» Task statement: From the entries below, gather every line containing the string "TPsolid".

-- START Input --

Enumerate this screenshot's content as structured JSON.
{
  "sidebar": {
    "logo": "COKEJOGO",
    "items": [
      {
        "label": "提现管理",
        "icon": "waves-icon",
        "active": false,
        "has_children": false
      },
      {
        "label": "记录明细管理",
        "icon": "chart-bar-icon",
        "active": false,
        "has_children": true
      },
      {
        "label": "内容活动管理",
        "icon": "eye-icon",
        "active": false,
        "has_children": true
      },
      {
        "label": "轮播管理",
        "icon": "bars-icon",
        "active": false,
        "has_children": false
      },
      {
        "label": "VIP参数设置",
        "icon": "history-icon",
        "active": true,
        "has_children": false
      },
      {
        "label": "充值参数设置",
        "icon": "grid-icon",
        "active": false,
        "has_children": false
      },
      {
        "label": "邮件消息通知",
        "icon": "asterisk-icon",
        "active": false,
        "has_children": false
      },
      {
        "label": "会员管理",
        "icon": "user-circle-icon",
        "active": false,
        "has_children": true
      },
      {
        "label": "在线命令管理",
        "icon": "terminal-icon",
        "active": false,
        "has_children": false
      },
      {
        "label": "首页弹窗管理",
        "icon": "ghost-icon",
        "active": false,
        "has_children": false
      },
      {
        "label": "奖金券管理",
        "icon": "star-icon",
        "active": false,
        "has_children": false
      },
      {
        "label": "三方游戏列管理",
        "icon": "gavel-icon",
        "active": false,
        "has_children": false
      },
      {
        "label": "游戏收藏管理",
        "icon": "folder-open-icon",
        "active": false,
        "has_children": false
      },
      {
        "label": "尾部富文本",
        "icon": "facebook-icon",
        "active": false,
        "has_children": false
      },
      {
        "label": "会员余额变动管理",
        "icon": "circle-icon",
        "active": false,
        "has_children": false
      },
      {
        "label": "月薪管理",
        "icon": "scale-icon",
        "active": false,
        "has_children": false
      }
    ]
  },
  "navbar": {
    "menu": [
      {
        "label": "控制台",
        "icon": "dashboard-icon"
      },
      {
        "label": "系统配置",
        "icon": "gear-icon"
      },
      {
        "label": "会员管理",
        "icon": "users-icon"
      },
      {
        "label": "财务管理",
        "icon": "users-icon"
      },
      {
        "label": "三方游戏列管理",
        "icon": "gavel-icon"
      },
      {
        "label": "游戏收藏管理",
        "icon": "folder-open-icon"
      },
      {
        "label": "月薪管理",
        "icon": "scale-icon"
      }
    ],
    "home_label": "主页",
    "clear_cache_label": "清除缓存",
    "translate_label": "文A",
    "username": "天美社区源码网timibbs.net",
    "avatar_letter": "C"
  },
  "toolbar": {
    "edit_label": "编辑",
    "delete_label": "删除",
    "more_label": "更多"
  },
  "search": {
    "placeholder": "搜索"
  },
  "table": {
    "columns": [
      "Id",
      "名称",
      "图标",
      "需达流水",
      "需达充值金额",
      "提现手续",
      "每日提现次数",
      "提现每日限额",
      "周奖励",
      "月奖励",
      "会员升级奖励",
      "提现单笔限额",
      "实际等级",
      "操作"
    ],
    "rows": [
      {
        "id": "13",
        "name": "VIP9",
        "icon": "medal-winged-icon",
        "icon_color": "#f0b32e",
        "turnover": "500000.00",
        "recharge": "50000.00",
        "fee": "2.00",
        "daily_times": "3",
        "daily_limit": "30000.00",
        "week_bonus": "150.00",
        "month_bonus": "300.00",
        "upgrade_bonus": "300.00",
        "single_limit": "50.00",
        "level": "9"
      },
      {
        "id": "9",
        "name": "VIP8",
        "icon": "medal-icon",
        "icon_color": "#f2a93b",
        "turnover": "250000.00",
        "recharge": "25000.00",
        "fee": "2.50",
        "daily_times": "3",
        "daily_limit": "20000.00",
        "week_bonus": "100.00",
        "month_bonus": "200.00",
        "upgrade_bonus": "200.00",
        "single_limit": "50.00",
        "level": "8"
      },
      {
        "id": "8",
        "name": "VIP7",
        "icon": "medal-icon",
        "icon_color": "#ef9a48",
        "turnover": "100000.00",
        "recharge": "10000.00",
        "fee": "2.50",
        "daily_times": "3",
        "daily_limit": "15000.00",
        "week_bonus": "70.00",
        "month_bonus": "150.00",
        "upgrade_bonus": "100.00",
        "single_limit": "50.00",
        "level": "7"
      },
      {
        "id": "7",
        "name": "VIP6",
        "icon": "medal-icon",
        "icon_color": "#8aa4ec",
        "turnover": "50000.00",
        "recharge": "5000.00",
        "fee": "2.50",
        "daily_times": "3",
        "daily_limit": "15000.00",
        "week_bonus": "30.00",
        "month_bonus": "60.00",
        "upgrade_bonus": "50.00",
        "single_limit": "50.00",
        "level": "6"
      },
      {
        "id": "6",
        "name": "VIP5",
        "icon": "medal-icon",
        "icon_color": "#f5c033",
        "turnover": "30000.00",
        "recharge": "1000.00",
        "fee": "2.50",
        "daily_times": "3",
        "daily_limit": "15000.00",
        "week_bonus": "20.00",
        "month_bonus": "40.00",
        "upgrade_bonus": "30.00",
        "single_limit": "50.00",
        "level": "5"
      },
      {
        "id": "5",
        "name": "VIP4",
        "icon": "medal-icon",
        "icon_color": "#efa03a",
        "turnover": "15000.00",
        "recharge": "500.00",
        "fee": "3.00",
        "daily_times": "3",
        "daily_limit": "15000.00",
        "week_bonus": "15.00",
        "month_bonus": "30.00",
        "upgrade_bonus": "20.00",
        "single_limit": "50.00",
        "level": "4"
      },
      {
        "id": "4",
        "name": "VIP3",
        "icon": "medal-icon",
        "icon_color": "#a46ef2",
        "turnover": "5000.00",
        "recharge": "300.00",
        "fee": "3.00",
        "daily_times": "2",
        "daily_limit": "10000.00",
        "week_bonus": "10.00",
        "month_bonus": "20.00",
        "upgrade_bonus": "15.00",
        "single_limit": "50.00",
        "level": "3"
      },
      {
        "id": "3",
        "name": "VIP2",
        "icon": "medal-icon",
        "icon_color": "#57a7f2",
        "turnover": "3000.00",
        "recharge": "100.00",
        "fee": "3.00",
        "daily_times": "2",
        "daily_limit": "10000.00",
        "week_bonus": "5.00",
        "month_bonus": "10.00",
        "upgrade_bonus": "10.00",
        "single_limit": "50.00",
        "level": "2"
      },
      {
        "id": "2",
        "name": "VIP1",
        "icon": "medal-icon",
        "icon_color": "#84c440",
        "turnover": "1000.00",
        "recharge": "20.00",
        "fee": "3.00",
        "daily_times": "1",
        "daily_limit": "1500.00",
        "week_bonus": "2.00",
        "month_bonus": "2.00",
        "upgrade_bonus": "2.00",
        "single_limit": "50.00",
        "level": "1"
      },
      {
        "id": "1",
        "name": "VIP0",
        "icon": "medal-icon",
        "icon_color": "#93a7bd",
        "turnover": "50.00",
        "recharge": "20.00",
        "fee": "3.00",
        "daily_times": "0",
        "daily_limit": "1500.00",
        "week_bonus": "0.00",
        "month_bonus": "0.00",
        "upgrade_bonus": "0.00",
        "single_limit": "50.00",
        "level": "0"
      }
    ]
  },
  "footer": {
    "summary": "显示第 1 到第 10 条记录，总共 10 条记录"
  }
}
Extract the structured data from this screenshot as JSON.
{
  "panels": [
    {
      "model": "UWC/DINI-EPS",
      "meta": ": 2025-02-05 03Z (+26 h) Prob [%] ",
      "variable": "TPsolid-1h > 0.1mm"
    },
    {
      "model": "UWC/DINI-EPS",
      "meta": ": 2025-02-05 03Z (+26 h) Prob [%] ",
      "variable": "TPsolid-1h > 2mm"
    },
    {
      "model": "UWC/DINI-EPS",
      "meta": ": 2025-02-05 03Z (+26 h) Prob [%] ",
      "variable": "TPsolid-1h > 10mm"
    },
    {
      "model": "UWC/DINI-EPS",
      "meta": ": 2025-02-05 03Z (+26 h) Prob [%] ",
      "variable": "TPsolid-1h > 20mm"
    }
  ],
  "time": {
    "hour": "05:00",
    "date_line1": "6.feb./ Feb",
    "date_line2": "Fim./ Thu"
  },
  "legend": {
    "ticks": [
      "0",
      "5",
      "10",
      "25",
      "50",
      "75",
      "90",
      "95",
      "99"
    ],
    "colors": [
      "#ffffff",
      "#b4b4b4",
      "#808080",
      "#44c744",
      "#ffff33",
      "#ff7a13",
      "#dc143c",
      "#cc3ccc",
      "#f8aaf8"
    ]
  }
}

-- END Input --

» Finished exercise:
      "variable": "TPsolid-1h > 0.1mm"
      "variable": "TPsolid-1h > 2mm"
      "variable": "TPsolid-1h > 10mm"
      "variable": "TPsolid-1h > 20mm"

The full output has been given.